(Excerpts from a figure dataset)
----

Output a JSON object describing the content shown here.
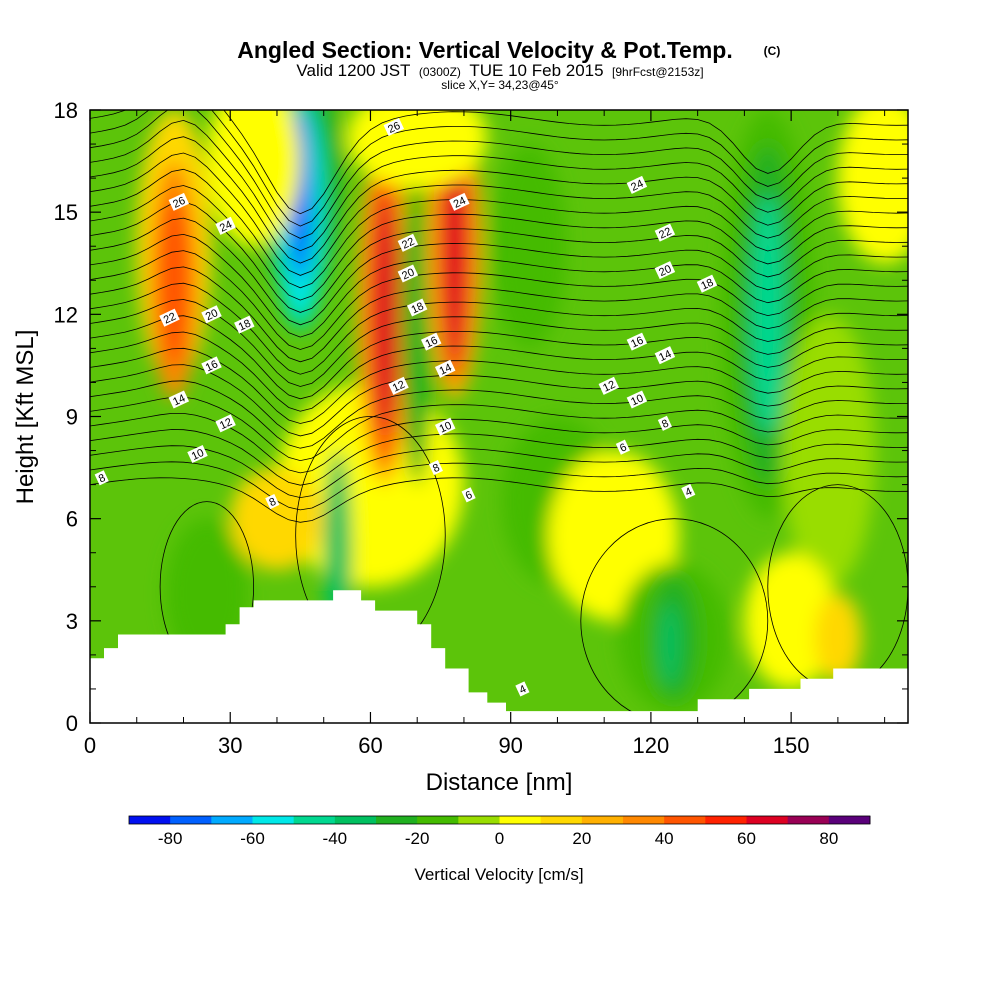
{
  "title": {
    "main": "Angled Section: Vertical Velocity & Pot.Temp.",
    "unit": "(C)",
    "valid_prefix": "Valid 1200 JST",
    "valid_z": "(0300Z)",
    "valid_date": "TUE 10 Feb 2015",
    "fcst": "[9hrFcst@2153z]",
    "slice": "slice X,Y= 34,23@45°"
  },
  "chart_data": {
    "type": "heatmap",
    "xlabel": "Distance [nm]",
    "ylabel": "Height [Kft MSL]",
    "xlim": [
      0,
      175
    ],
    "ylim": [
      0,
      18
    ],
    "x_ticks": [
      0,
      30,
      60,
      90,
      120,
      150
    ],
    "y_ticks": [
      0,
      3,
      6,
      9,
      12,
      15,
      18
    ],
    "colorbar": {
      "label": "Vertical Velocity [cm/s]",
      "bounds": [
        -90,
        90
      ],
      "tick_values": [
        -80,
        -60,
        -40,
        -20,
        0,
        20,
        40,
        60,
        80
      ],
      "tick_labels": [
        "-80",
        "-60",
        "-40",
        "-20",
        "0",
        "20",
        "40",
        "60",
        "80"
      ],
      "colors": [
        "#0010f0",
        "#0060ff",
        "#00aaff",
        "#00e8e8",
        "#00d890",
        "#00c060",
        "#20b020",
        "#44bb00",
        "#99dd00",
        "#ffff00",
        "#ffd800",
        "#ffb000",
        "#ff8800",
        "#ff5500",
        "#ff2200",
        "#dd0022",
        "#990055",
        "#5a007a"
      ]
    },
    "vertical_velocity_features": [
      {
        "sign": "positive",
        "x": 18,
        "z": 13,
        "peak": 45
      },
      {
        "sign": "negative",
        "x": 45,
        "z": 15,
        "peak": -75
      },
      {
        "sign": "positive",
        "x": 63,
        "z": 12,
        "peak": 60
      },
      {
        "sign": "negative",
        "x": 70,
        "z": 12,
        "peak": -30
      },
      {
        "sign": "positive",
        "x": 78,
        "z": 14,
        "peak": 60
      },
      {
        "sign": "negative",
        "x": 145,
        "z": 12,
        "peak": -45
      }
    ],
    "terrain_top_kft": [
      [
        0,
        1.9
      ],
      [
        3,
        1.9
      ],
      [
        3,
        2.2
      ],
      [
        6,
        2.2
      ],
      [
        6,
        2.6
      ],
      [
        29,
        2.6
      ],
      [
        29,
        2.9
      ],
      [
        32,
        2.9
      ],
      [
        32,
        3.4
      ],
      [
        35,
        3.4
      ],
      [
        35,
        3.6
      ],
      [
        52,
        3.6
      ],
      [
        52,
        3.9
      ],
      [
        58,
        3.9
      ],
      [
        58,
        3.6
      ],
      [
        61,
        3.6
      ],
      [
        61,
        3.3
      ],
      [
        70,
        3.3
      ],
      [
        70,
        2.9
      ],
      [
        73,
        2.9
      ],
      [
        73,
        2.2
      ],
      [
        76,
        2.2
      ],
      [
        76,
        1.6
      ],
      [
        81,
        1.6
      ],
      [
        81,
        0.9
      ],
      [
        85,
        0.9
      ],
      [
        85,
        0.6
      ],
      [
        89,
        0.6
      ],
      [
        89,
        0.35
      ],
      [
        130,
        0.35
      ],
      [
        130,
        0.7
      ],
      [
        141,
        0.7
      ],
      [
        141,
        1.0
      ],
      [
        152,
        1.0
      ],
      [
        152,
        1.3
      ],
      [
        159,
        1.3
      ],
      [
        159,
        1.6
      ],
      [
        175,
        1.6
      ]
    ],
    "theta_contours": {
      "interval_c": 2,
      "labels": [
        {
          "x": 2.5,
          "z": 7.2,
          "v": "8"
        },
        {
          "x": 19,
          "z": 15.3,
          "v": "26"
        },
        {
          "x": 29,
          "z": 14.6,
          "v": "24"
        },
        {
          "x": 17,
          "z": 11.9,
          "v": "22"
        },
        {
          "x": 26,
          "z": 12.0,
          "v": "20"
        },
        {
          "x": 33,
          "z": 11.7,
          "v": "18"
        },
        {
          "x": 26,
          "z": 10.5,
          "v": "16"
        },
        {
          "x": 19,
          "z": 9.5,
          "v": "14"
        },
        {
          "x": 29,
          "z": 8.8,
          "v": "12"
        },
        {
          "x": 23,
          "z": 7.9,
          "v": "10"
        },
        {
          "x": 39,
          "z": 6.5,
          "v": "8"
        },
        {
          "x": 65,
          "z": 17.5,
          "v": "26"
        },
        {
          "x": 79,
          "z": 15.3,
          "v": "24"
        },
        {
          "x": 68,
          "z": 14.1,
          "v": "22"
        },
        {
          "x": 68,
          "z": 13.2,
          "v": "20"
        },
        {
          "x": 70,
          "z": 12.2,
          "v": "18"
        },
        {
          "x": 73,
          "z": 11.2,
          "v": "16"
        },
        {
          "x": 66,
          "z": 9.9,
          "v": "12"
        },
        {
          "x": 76,
          "z": 10.4,
          "v": "14"
        },
        {
          "x": 76,
          "z": 8.7,
          "v": "10"
        },
        {
          "x": 74,
          "z": 7.5,
          "v": "8"
        },
        {
          "x": 81,
          "z": 6.7,
          "v": "6"
        },
        {
          "x": 117,
          "z": 15.8,
          "v": "24"
        },
        {
          "x": 123,
          "z": 14.4,
          "v": "22"
        },
        {
          "x": 123,
          "z": 13.3,
          "v": "20"
        },
        {
          "x": 132,
          "z": 12.9,
          "v": "18"
        },
        {
          "x": 117,
          "z": 11.2,
          "v": "16"
        },
        {
          "x": 123,
          "z": 10.8,
          "v": "14"
        },
        {
          "x": 111,
          "z": 9.9,
          "v": "12"
        },
        {
          "x": 117,
          "z": 9.5,
          "v": "10"
        },
        {
          "x": 123,
          "z": 8.8,
          "v": "8"
        },
        {
          "x": 114,
          "z": 8.1,
          "v": "6"
        },
        {
          "x": 128,
          "z": 6.8,
          "v": "4"
        },
        {
          "x": 92.5,
          "z": 1.0,
          "v": "4"
        }
      ]
    }
  }
}
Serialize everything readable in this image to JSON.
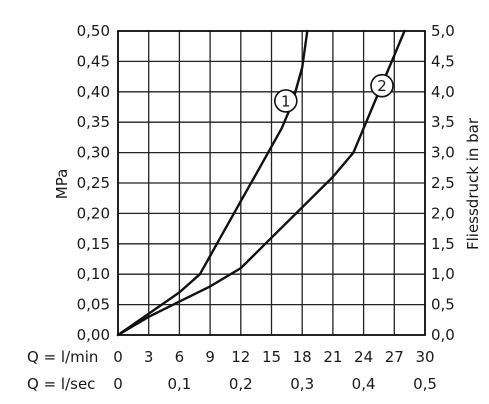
{
  "chart_data": {
    "type": "line",
    "grid": true,
    "x_ticks_flow_min": [
      "0",
      "3",
      "6",
      "9",
      "12",
      "15",
      "18",
      "21",
      "24",
      "27",
      "30"
    ],
    "x_ticks_flow_sec": [
      "0",
      "0,1",
      "0,2",
      "0,3",
      "0,4",
      "0,5"
    ],
    "x_label_min": "Q = l/min",
    "x_label_sec": "Q = l/sec",
    "xlim": [
      0,
      30
    ],
    "y_left_ticks": [
      "0,00",
      "0,05",
      "0,10",
      "0,15",
      "0,20",
      "0,25",
      "0,30",
      "0,35",
      "0,40",
      "0,45",
      "0,50"
    ],
    "y_right_ticks": [
      "0,0",
      "0,5",
      "1,0",
      "1,5",
      "2,0",
      "2,5",
      "3,0",
      "3,5",
      "4,0",
      "4,5",
      "5,0"
    ],
    "ylabel_left": "MPa",
    "ylabel_right": "Fliessdruck in bar",
    "ylim": [
      0,
      0.5
    ],
    "series": [
      {
        "name": "1",
        "x": [
          0,
          3,
          6,
          8,
          9,
          10,
          12,
          14,
          16,
          17,
          18,
          18.5
        ],
        "y": [
          0,
          0.035,
          0.07,
          0.1,
          0.13,
          0.16,
          0.22,
          0.28,
          0.34,
          0.38,
          0.44,
          0.5
        ]
      },
      {
        "name": "2",
        "x": [
          0,
          3,
          6,
          9,
          12,
          15,
          18,
          21,
          23,
          24,
          25,
          26,
          27,
          28
        ],
        "y": [
          0,
          0.03,
          0.055,
          0.08,
          0.11,
          0.16,
          0.21,
          0.26,
          0.3,
          0.34,
          0.38,
          0.42,
          0.46,
          0.5
        ]
      }
    ],
    "curve_labels": [
      {
        "text": "1",
        "x": 16.4,
        "y": 0.385
      },
      {
        "text": "2",
        "x": 25.8,
        "y": 0.41
      }
    ]
  }
}
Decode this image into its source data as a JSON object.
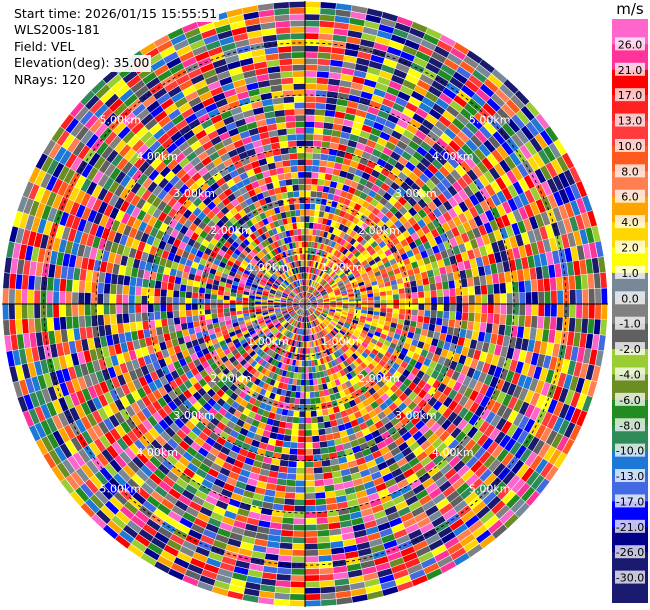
{
  "info": {
    "start_time": "Start time: 2026/01/15 15:55:51",
    "instrument": "WLS200s-181",
    "field": "Field: VEL",
    "elevation": "Elevation(deg): 35.00",
    "nrays": "NRays: 120"
  },
  "chart_data": {
    "type": "heatmap",
    "projection": "polar PPI",
    "field": "VEL",
    "elevation_deg": 35.0,
    "n_rays": 120,
    "range_ring_labels": [
      "1.00km",
      "2.00km",
      "3.00km",
      "4.00km",
      "5.00km"
    ],
    "range_rings_km": [
      1,
      2,
      3,
      4,
      5
    ],
    "max_range_km": 5.8,
    "colorbar": {
      "unit": "m/s",
      "tick_labels": [
        "26.0",
        "21.0",
        "17.0",
        "13.0",
        "10.0",
        "8.0",
        "6.0",
        "4.0",
        "2.0",
        "1.0",
        "0.0",
        "-1.0",
        "-2.0",
        "-4.0",
        "-6.0",
        "-8.0",
        "-10.0",
        "-13.0",
        "-17.0",
        "-21.0",
        "-26.0",
        "-30.0"
      ],
      "colors": [
        "#ff66cc",
        "#ff3399",
        "#ff0000",
        "#ff2020",
        "#ff3b3b",
        "#ff5a1e",
        "#ff7f50",
        "#ffa500",
        "#ffd700",
        "#ffff00",
        "#778899",
        "#808080",
        "#606060",
        "#9acd32",
        "#6b8e23",
        "#228b22",
        "#2e8b57",
        "#1e78d6",
        "#4169e1",
        "#0000ff",
        "#00008b",
        "#191970",
        "#1a1a6e"
      ]
    }
  }
}
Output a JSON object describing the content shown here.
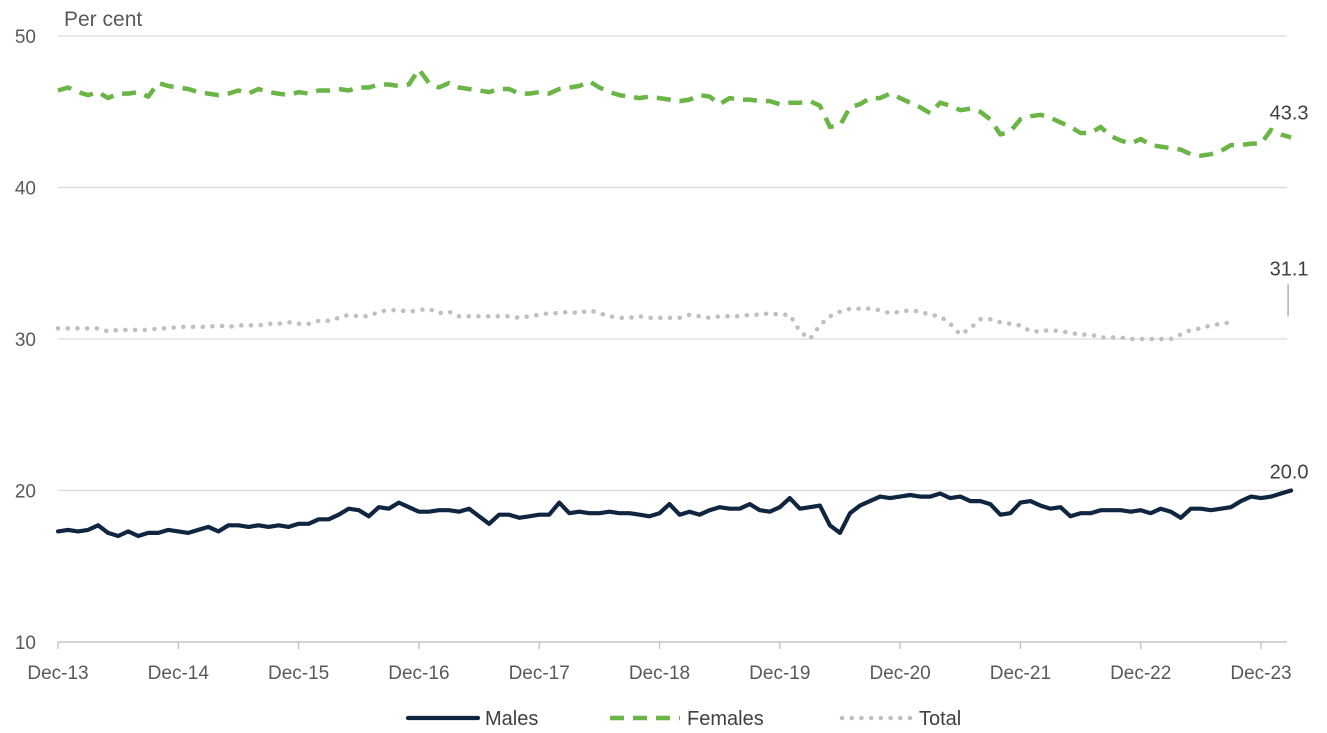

----

* **DIRECTIONS**
Gather each line from the entries above that includes the word "JSON".

* **ANSWER FOR THE TASK**
Output a JSON object describing the content shown here.
Serialize everything readable in this image to JSON.
Decode this image into its source data as a JSON object.
Output a JSON object describing the content shown here.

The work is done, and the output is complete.